JOB:
Write out every record in full, exactly as written, please.

Records from a dataset:
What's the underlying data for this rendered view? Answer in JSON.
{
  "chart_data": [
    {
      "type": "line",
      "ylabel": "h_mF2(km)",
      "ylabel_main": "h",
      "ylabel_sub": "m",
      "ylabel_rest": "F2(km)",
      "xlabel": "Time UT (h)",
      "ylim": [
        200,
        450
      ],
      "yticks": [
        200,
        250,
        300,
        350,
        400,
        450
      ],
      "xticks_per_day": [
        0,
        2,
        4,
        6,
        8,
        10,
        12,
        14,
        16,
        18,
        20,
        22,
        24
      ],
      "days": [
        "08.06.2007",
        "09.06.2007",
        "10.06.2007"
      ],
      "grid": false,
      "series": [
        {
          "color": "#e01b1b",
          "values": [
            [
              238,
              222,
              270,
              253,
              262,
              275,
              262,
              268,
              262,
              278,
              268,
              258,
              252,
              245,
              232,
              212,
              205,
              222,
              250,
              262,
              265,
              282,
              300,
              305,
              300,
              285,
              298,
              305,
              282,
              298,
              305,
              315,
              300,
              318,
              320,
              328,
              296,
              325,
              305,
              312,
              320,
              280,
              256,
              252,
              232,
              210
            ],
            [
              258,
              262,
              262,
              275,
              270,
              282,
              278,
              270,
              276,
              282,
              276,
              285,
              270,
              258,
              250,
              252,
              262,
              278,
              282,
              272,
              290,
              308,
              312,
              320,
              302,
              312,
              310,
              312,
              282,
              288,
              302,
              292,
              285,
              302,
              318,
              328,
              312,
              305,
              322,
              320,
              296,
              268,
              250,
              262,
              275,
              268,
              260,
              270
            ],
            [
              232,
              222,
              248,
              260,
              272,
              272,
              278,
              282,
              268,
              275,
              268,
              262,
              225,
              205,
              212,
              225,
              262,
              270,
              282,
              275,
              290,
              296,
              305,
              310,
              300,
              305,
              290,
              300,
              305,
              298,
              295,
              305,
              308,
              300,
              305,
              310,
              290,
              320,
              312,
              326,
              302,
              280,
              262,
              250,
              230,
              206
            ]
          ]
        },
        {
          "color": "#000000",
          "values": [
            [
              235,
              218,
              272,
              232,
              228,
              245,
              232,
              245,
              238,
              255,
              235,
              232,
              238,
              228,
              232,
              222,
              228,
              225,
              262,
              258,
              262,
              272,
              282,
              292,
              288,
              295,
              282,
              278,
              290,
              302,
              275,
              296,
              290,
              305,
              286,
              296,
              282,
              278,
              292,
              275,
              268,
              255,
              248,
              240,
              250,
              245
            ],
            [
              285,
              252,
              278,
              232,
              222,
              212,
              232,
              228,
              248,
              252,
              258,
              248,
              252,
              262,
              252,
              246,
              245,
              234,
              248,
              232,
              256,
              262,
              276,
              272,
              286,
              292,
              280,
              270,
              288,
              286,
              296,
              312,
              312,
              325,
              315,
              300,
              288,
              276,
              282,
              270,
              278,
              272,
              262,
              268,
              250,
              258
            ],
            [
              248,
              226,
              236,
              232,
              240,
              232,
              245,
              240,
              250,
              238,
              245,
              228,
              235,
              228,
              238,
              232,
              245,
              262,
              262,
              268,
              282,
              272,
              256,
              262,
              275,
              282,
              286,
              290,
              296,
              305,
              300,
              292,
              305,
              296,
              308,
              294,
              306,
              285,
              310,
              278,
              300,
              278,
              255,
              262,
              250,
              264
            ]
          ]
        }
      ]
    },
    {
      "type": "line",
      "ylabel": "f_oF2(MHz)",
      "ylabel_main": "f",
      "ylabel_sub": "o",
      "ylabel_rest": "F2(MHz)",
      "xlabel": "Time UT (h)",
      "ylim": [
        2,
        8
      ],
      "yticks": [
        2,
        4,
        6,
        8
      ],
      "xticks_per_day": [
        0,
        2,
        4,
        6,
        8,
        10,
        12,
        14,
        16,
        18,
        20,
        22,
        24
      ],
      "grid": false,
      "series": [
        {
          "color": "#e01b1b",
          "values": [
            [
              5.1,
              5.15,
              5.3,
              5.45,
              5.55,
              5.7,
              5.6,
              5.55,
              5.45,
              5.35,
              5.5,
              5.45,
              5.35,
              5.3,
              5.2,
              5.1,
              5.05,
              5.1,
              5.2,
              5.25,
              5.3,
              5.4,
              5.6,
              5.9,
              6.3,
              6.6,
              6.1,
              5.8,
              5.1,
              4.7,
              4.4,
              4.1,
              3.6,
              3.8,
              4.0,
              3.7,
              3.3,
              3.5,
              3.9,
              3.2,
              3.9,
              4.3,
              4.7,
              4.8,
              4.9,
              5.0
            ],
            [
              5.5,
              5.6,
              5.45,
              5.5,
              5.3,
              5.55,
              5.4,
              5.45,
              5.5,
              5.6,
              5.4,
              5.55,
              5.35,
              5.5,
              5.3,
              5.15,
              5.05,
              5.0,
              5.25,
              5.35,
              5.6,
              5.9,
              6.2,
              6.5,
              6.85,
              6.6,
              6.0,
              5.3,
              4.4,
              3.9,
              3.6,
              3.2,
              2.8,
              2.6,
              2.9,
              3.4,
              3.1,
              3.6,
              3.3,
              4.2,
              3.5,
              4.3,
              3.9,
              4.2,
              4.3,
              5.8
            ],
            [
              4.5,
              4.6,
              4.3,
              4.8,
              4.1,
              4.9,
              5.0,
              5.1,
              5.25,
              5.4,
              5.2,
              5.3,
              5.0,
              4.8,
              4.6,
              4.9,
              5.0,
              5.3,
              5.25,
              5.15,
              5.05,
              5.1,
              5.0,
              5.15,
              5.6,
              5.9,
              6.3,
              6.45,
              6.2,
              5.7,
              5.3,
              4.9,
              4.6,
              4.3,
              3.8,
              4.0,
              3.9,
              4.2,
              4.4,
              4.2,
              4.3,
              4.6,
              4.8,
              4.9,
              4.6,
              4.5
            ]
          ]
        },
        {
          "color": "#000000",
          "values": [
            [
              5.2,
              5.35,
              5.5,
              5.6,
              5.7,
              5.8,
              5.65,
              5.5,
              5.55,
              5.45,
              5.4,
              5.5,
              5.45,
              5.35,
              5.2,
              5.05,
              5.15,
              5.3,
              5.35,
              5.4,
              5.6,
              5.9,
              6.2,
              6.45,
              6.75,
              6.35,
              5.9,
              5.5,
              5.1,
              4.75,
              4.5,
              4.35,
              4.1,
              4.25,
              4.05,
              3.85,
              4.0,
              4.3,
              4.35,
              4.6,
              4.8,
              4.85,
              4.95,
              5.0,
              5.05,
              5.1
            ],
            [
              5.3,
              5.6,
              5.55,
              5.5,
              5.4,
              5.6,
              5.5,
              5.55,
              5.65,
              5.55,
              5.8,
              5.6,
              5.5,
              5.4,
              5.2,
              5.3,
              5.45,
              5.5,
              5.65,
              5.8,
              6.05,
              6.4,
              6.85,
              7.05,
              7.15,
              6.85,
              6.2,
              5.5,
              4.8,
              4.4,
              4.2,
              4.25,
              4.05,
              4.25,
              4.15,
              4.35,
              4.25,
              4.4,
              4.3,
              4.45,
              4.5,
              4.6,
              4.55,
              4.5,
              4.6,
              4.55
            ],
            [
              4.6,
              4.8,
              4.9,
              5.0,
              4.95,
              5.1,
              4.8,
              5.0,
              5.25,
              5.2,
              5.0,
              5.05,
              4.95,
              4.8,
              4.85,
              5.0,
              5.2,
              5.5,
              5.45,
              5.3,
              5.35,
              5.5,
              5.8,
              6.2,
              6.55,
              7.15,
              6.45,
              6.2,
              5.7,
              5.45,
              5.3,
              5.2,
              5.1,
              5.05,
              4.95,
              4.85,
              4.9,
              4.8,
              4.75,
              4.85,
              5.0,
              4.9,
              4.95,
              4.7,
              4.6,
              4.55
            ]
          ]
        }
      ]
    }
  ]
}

TASK RESULT:
What's the underlying data for this rendered view? Answer in JSON.
{
  "chart_data": [
    {
      "type": "line",
      "ylabel": "h_mF2(km)",
      "ylabel_main": "h",
      "ylabel_sub": "m",
      "ylabel_rest": "F2(km)",
      "xlabel": "Time UT (h)",
      "ylim": [
        200,
        450
      ],
      "yticks": [
        200,
        250,
        300,
        350,
        400,
        450
      ],
      "xticks_per_day": [
        0,
        2,
        4,
        6,
        8,
        10,
        12,
        14,
        16,
        18,
        20,
        22,
        24
      ],
      "days": [
        "08.06.2007",
        "09.06.2007",
        "10.06.2007"
      ],
      "grid": false,
      "series": [
        {
          "color": "#e01b1b",
          "values": [
            [
              238,
              222,
              270,
              253,
              262,
              275,
              262,
              268,
              262,
              278,
              268,
              258,
              252,
              245,
              232,
              212,
              205,
              222,
              250,
              262,
              265,
              282,
              300,
              305,
              300,
              285,
              298,
              305,
              282,
              298,
              305,
              315,
              300,
              318,
              320,
              328,
              296,
              325,
              305,
              312,
              320,
              280,
              256,
              252,
              232,
              210
            ],
            [
              258,
              262,
              262,
              275,
              270,
              282,
              278,
              270,
              276,
              282,
              276,
              285,
              270,
              258,
              250,
              252,
              262,
              278,
              282,
              272,
              290,
              308,
              312,
              320,
              302,
              312,
              310,
              312,
              282,
              288,
              302,
              292,
              285,
              302,
              318,
              328,
              312,
              305,
              322,
              320,
              296,
              268,
              250,
              262,
              275,
              268,
              260,
              270
            ],
            [
              232,
              222,
              248,
              260,
              272,
              272,
              278,
              282,
              268,
              275,
              268,
              262,
              225,
              205,
              212,
              225,
              262,
              270,
              282,
              275,
              290,
              296,
              305,
              310,
              300,
              305,
              290,
              300,
              305,
              298,
              295,
              305,
              308,
              300,
              305,
              310,
              290,
              320,
              312,
              326,
              302,
              280,
              262,
              250,
              230,
              206
            ]
          ]
        },
        {
          "color": "#000000",
          "values": [
            [
              235,
              218,
              272,
              232,
              228,
              245,
              232,
              245,
              238,
              255,
              235,
              232,
              238,
              228,
              232,
              222,
              228,
              225,
              262,
              258,
              262,
              272,
              282,
              292,
              288,
              295,
              282,
              278,
              290,
              302,
              275,
              296,
              290,
              305,
              286,
              296,
              282,
              278,
              292,
              275,
              268,
              255,
              248,
              240,
              250,
              245
            ],
            [
              285,
              252,
              278,
              232,
              222,
              212,
              232,
              228,
              248,
              252,
              258,
              248,
              252,
              262,
              252,
              246,
              245,
              234,
              248,
              232,
              256,
              262,
              276,
              272,
              286,
              292,
              280,
              270,
              288,
              286,
              296,
              312,
              312,
              325,
              315,
              300,
              288,
              276,
              282,
              270,
              278,
              272,
              262,
              268,
              250,
              258
            ],
            [
              248,
              226,
              236,
              232,
              240,
              232,
              245,
              240,
              250,
              238,
              245,
              228,
              235,
              228,
              238,
              232,
              245,
              262,
              262,
              268,
              282,
              272,
              256,
              262,
              275,
              282,
              286,
              290,
              296,
              305,
              300,
              292,
              305,
              296,
              308,
              294,
              306,
              285,
              310,
              278,
              300,
              278,
              255,
              262,
              250,
              264
            ]
          ]
        }
      ]
    },
    {
      "type": "line",
      "ylabel": "f_oF2(MHz)",
      "ylabel_main": "f",
      "ylabel_sub": "o",
      "ylabel_rest": "F2(MHz)",
      "xlabel": "Time UT (h)",
      "ylim": [
        2,
        8
      ],
      "yticks": [
        2,
        4,
        6,
        8
      ],
      "xticks_per_day": [
        0,
        2,
        4,
        6,
        8,
        10,
        12,
        14,
        16,
        18,
        20,
        22,
        24
      ],
      "grid": false,
      "series": [
        {
          "color": "#e01b1b",
          "values": [
            [
              5.1,
              5.15,
              5.3,
              5.45,
              5.55,
              5.7,
              5.6,
              5.55,
              5.45,
              5.35,
              5.5,
              5.45,
              5.35,
              5.3,
              5.2,
              5.1,
              5.05,
              5.1,
              5.2,
              5.25,
              5.3,
              5.4,
              5.6,
              5.9,
              6.3,
              6.6,
              6.1,
              5.8,
              5.1,
              4.7,
              4.4,
              4.1,
              3.6,
              3.8,
              4.0,
              3.7,
              3.3,
              3.5,
              3.9,
              3.2,
              3.9,
              4.3,
              4.7,
              4.8,
              4.9,
              5.0
            ],
            [
              5.5,
              5.6,
              5.45,
              5.5,
              5.3,
              5.55,
              5.4,
              5.45,
              5.5,
              5.6,
              5.4,
              5.55,
              5.35,
              5.5,
              5.3,
              5.15,
              5.05,
              5.0,
              5.25,
              5.35,
              5.6,
              5.9,
              6.2,
              6.5,
              6.85,
              6.6,
              6.0,
              5.3,
              4.4,
              3.9,
              3.6,
              3.2,
              2.8,
              2.6,
              2.9,
              3.4,
              3.1,
              3.6,
              3.3,
              4.2,
              3.5,
              4.3,
              3.9,
              4.2,
              4.3,
              5.8
            ],
            [
              4.5,
              4.6,
              4.3,
              4.8,
              4.1,
              4.9,
              5.0,
              5.1,
              5.25,
              5.4,
              5.2,
              5.3,
              5.0,
              4.8,
              4.6,
              4.9,
              5.0,
              5.3,
              5.25,
              5.15,
              5.05,
              5.1,
              5.0,
              5.15,
              5.6,
              5.9,
              6.3,
              6.45,
              6.2,
              5.7,
              5.3,
              4.9,
              4.6,
              4.3,
              3.8,
              4.0,
              3.9,
              4.2,
              4.4,
              4.2,
              4.3,
              4.6,
              4.8,
              4.9,
              4.6,
              4.5
            ]
          ]
        },
        {
          "color": "#000000",
          "values": [
            [
              5.2,
              5.35,
              5.5,
              5.6,
              5.7,
              5.8,
              5.65,
              5.5,
              5.55,
              5.45,
              5.4,
              5.5,
              5.45,
              5.35,
              5.2,
              5.05,
              5.15,
              5.3,
              5.35,
              5.4,
              5.6,
              5.9,
              6.2,
              6.45,
              6.75,
              6.35,
              5.9,
              5.5,
              5.1,
              4.75,
              4.5,
              4.35,
              4.1,
              4.25,
              4.05,
              3.85,
              4.0,
              4.3,
              4.35,
              4.6,
              4.8,
              4.85,
              4.95,
              5.0,
              5.05,
              5.1
            ],
            [
              5.3,
              5.6,
              5.55,
              5.5,
              5.4,
              5.6,
              5.5,
              5.55,
              5.65,
              5.55,
              5.8,
              5.6,
              5.5,
              5.4,
              5.2,
              5.3,
              5.45,
              5.5,
              5.65,
              5.8,
              6.05,
              6.4,
              6.85,
              7.05,
              7.15,
              6.85,
              6.2,
              5.5,
              4.8,
              4.4,
              4.2,
              4.25,
              4.05,
              4.25,
              4.15,
              4.35,
              4.25,
              4.4,
              4.3,
              4.45,
              4.5,
              4.6,
              4.55,
              4.5,
              4.6,
              4.55
            ],
            [
              4.6,
              4.8,
              4.9,
              5.0,
              4.95,
              5.1,
              4.8,
              5.0,
              5.25,
              5.2,
              5.0,
              5.05,
              4.95,
              4.8,
              4.85,
              5.0,
              5.2,
              5.5,
              5.45,
              5.3,
              5.35,
              5.5,
              5.8,
              6.2,
              6.55,
              7.15,
              6.45,
              6.2,
              5.7,
              5.45,
              5.3,
              5.2,
              5.1,
              5.05,
              4.95,
              4.85,
              4.9,
              4.8,
              4.75,
              4.85,
              5.0,
              4.9,
              4.95,
              4.7,
              4.6,
              4.55
            ]
          ]
        }
      ]
    }
  ]
}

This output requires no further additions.